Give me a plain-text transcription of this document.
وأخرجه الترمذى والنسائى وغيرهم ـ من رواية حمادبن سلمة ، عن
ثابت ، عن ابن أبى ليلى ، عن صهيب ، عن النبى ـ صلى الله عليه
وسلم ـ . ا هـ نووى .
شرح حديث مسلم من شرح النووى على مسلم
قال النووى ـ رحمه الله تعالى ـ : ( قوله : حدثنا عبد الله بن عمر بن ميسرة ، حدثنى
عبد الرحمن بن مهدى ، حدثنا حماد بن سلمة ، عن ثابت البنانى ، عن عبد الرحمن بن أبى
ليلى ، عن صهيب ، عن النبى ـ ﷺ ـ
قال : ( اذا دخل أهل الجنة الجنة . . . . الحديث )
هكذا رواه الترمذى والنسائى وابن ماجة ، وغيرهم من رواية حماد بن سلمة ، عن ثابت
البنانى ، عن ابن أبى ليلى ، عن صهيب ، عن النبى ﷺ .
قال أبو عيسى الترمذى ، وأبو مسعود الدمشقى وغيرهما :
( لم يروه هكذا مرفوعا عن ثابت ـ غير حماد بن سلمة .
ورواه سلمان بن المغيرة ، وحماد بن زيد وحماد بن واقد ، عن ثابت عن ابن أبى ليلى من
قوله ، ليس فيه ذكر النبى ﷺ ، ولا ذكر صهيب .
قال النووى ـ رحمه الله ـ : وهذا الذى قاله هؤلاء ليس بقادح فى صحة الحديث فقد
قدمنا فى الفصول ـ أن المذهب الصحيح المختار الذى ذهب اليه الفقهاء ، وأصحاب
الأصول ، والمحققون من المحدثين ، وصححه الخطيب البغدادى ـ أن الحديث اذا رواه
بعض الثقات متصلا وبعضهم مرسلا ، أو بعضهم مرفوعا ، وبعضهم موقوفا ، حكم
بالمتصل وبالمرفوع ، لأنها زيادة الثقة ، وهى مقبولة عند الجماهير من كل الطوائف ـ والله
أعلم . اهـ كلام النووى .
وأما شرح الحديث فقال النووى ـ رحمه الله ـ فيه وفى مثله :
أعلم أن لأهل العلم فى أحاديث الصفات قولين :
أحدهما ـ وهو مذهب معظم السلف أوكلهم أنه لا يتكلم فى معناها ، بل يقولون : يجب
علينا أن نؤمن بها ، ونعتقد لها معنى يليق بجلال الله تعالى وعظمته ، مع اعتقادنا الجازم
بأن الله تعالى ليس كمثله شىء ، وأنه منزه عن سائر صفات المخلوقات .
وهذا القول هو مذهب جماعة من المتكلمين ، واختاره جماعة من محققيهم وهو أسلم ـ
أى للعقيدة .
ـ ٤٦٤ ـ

**GOAL OF THE EXERCISE**
Write the listing out again, exactly as shown above.

**CORRECT RESPONSE**
Give me a plain-text transcription of this document.
وأخرجه الترمذى والنسائى وغيرهم ـ من رواية حمادبن سلمة ، عن
ثابت ، عن ابن أبى ليلى ، عن صهيب ، عن النبى ـ صلى الله عليه
وسلم ـ . ا هـ نووى .
شرح حديث مسلم من شرح النووى على مسلم
قال النووى ـ رحمه الله تعالى ـ : ( قوله : حدثنا عبد الله بن عمر بن ميسرة ، حدثنى
عبد الرحمن بن مهدى ، حدثنا حماد بن سلمة ، عن ثابت البنانى ، عن عبد الرحمن بن أبى
ليلى ، عن صهيب ، عن النبى ـ ﷺ ـ
قال : ( اذا دخل أهل الجنة الجنة . . . . الحديث )
هكذا رواه الترمذى والنسائى وابن ماجة ، وغيرهم من رواية حماد بن سلمة ، عن ثابت
البنانى ، عن ابن أبى ليلى ، عن صهيب ، عن النبى ﷺ .
قال أبو عيسى الترمذى ، وأبو مسعود الدمشقى وغيرهما :
( لم يروه هكذا مرفوعا عن ثابت ـ غير حماد بن سلمة .
ورواه سلمان بن المغيرة ، وحماد بن زيد وحماد بن واقد ، عن ثابت عن ابن أبى ليلى من
قوله ، ليس فيه ذكر النبى ﷺ ، ولا ذكر صهيب .
قال النووى ـ رحمه الله ـ : وهذا الذى قاله هؤلاء ليس بقادح فى صحة الحديث فقد
قدمنا فى الفصول ـ أن المذهب الصحيح المختار الذى ذهب اليه الفقهاء ، وأصحاب
الأصول ، والمحققون من المحدثين ، وصححه الخطيب البغدادى ـ أن الحديث اذا رواه
بعض الثقات متصلا وبعضهم مرسلا ، أو بعضهم مرفوعا ، وبعضهم موقوفا ، حكم
بالمتصل وبالمرفوع ، لأنها زيادة الثقة ، وهى مقبولة عند الجماهير من كل الطوائف ـ والله
أعلم . اهـ كلام النووى .
وأما شرح الحديث فقال النووى ـ رحمه الله ـ فيه وفى مثله :
أعلم أن لأهل العلم فى أحاديث الصفات قولين :
أحدهما ـ وهو مذهب معظم السلف أوكلهم أنه لا يتكلم فى معناها ، بل يقولون : يجب
علينا أن نؤمن بها ، ونعتقد لها معنى يليق بجلال الله تعالى وعظمته ، مع اعتقادنا الجازم
بأن الله تعالى ليس كمثله شىء ، وأنه منزه عن سائر صفات المخلوقات .
وهذا القول هو مذهب جماعة من المتكلمين ، واختاره جماعة من محققيهم وهو أسلم ـ
أى للعقيدة .
ـ ٤٦٤ ـ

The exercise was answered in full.